(Required work) Write out the full set of records exactly. Any pictures in them do not belong in the copy.

(Dataset)
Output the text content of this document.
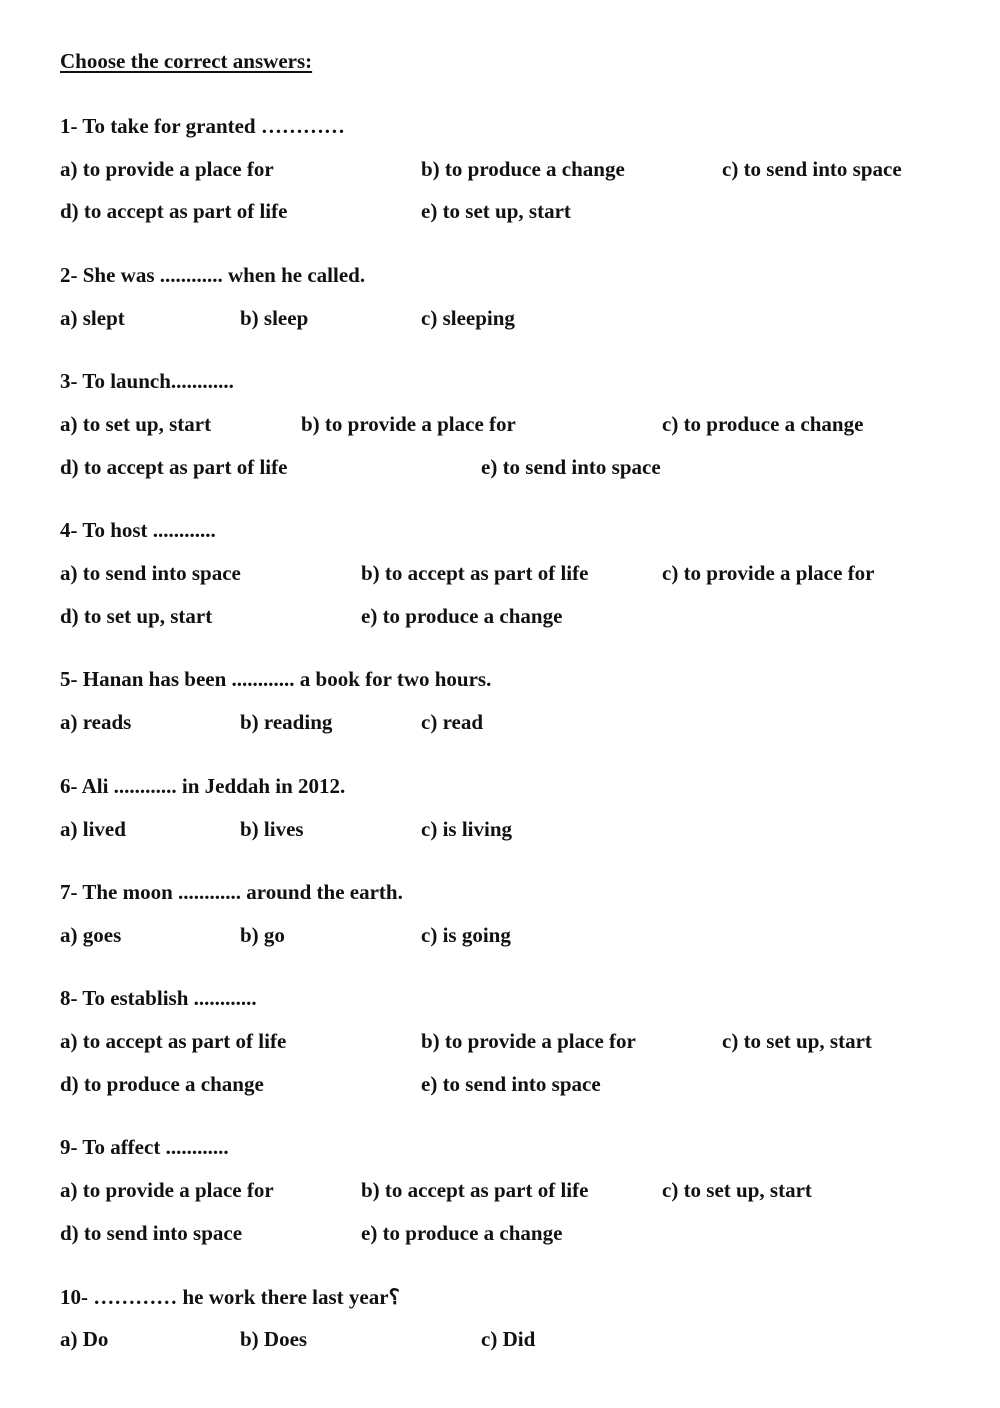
Choose the correct answers:
1- To take for granted …………
a) to provide a place for	b) to produce a change	c) to send into space
d) to accept as part of life	e) to set up, start
2- She was ............ when he called.
a) slept	b) sleep	c) sleeping
3- To launch............
a) to set up, start	b) to provide a place for	c) to produce a change
d) to accept as part of life	e) to send into space
4- To host ............
a) to send into space	b) to accept as part of life	c) to provide a place for
d) to set up, start	e) to produce a change
5- Hanan has been ............ a book for two hours.
a) reads	b) reading	c) read
6- Ali ............ in Jeddah in 2012.
a) lived	b) lives	c) is living
7- The moon ............ around the earth.
a) goes	b) go	c) is going
8- To establish ............
a) to accept as part of life	b) to provide a place for	c) to set up, start
d) to produce a change	e) to send into space
9- To affect ............
a) to provide a place for	b) to accept as part of life	c) to set up, start
d) to send into space	e) to produce a change
10- ………… he work there last year؟
a) Do	b) Does	c) Did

(Problem solution)
Output the text content of this document.
Choose the correct answers:
1- To take for granted …………
a) to provide a place for	b) to produce a change	c) to send into space
d) to accept as part of life	e) to set up, start
2- She was ............ when he called.
a) slept	b) sleep	c) sleeping
3- To launch............
a) to set up, start	b) to provide a place for	c) to produce a change
d) to accept as part of life	e) to send into space
4- To host ............
a) to send into space	b) to accept as part of life	c) to provide a place for
d) to set up, start	e) to produce a change
5- Hanan has been ............ a book for two hours.
a) reads	b) reading	c) read
6- Ali ............ in Jeddah in 2012.
a) lived	b) lives	c) is living
7- The moon ............ around the earth.
a) goes	b) go	c) is going
8- To establish ............
a) to accept as part of life	b) to provide a place for	c) to set up, start
d) to produce a change	e) to send into space
9- To affect ............
a) to provide a place for	b) to accept as part of life	c) to set up, start
d) to send into space	e) to produce a change
10- ………… he work there last year؟
a) Do	b) Does	c) Did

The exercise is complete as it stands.